**PROBLEM DETAILS**
List each line holding the string "liefern".
== EXERCISE MATERIALS
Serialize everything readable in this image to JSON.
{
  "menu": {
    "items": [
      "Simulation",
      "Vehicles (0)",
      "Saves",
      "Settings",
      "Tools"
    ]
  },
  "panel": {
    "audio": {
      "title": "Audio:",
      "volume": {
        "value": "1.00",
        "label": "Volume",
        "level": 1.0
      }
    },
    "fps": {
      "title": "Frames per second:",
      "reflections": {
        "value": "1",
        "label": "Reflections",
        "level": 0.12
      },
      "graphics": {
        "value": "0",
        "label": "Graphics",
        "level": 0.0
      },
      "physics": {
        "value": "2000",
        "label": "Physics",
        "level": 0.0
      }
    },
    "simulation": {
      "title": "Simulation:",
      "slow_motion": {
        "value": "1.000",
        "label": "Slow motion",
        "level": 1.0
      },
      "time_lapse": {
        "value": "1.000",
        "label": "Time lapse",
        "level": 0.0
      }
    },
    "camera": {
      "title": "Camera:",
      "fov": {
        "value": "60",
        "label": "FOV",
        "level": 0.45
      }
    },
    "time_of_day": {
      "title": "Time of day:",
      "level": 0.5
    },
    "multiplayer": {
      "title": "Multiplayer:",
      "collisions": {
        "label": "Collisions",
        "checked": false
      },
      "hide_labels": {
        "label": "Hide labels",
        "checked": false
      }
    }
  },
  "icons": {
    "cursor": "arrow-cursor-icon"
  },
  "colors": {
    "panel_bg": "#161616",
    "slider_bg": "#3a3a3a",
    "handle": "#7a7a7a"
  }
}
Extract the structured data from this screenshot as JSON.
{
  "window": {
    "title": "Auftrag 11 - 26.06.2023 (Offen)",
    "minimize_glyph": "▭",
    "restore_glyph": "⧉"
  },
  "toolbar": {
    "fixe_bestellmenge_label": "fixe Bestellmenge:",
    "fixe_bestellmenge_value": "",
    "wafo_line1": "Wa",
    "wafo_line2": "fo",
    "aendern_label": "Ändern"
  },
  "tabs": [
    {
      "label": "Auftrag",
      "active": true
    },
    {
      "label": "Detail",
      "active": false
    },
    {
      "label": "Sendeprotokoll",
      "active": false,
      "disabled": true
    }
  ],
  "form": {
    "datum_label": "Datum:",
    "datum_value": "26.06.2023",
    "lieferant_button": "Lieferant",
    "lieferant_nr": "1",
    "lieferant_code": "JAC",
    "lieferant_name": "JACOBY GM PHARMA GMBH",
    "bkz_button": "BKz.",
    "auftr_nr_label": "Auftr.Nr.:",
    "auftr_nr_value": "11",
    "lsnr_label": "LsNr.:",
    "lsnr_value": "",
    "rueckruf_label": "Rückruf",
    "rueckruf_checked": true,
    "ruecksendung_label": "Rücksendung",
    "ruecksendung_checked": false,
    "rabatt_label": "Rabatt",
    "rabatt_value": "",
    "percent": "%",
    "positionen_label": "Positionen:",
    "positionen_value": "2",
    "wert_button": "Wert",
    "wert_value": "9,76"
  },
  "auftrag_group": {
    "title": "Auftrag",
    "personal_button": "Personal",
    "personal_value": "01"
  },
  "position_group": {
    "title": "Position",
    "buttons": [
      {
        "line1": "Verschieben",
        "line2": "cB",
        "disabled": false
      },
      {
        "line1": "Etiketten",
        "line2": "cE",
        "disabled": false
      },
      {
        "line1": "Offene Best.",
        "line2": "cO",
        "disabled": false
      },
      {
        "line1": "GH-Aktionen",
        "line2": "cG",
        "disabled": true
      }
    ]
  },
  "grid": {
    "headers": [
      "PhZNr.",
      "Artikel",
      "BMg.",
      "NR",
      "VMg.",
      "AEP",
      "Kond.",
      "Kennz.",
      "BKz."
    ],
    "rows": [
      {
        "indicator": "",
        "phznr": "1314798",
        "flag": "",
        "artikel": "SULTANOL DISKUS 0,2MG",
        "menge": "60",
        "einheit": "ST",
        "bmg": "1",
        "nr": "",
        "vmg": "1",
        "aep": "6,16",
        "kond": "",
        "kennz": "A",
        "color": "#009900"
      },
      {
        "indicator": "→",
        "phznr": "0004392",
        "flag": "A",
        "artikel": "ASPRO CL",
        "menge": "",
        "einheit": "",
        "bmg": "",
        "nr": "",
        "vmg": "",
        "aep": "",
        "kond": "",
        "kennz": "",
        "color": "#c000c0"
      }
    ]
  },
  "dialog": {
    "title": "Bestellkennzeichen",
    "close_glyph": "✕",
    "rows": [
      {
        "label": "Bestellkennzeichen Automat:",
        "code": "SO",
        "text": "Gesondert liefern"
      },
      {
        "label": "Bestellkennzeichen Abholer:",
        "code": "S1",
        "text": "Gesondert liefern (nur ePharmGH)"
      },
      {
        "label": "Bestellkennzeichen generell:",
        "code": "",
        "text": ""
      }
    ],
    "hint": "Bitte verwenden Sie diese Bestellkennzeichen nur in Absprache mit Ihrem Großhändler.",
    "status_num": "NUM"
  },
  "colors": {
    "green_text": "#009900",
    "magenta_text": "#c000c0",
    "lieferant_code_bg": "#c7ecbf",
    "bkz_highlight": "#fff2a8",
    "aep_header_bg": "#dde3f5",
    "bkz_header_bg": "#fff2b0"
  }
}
====
**COMPLETED TASK**
        "text": "Gesondert liefern"
        "text": "Gesondert liefern (nur ePharmGH)"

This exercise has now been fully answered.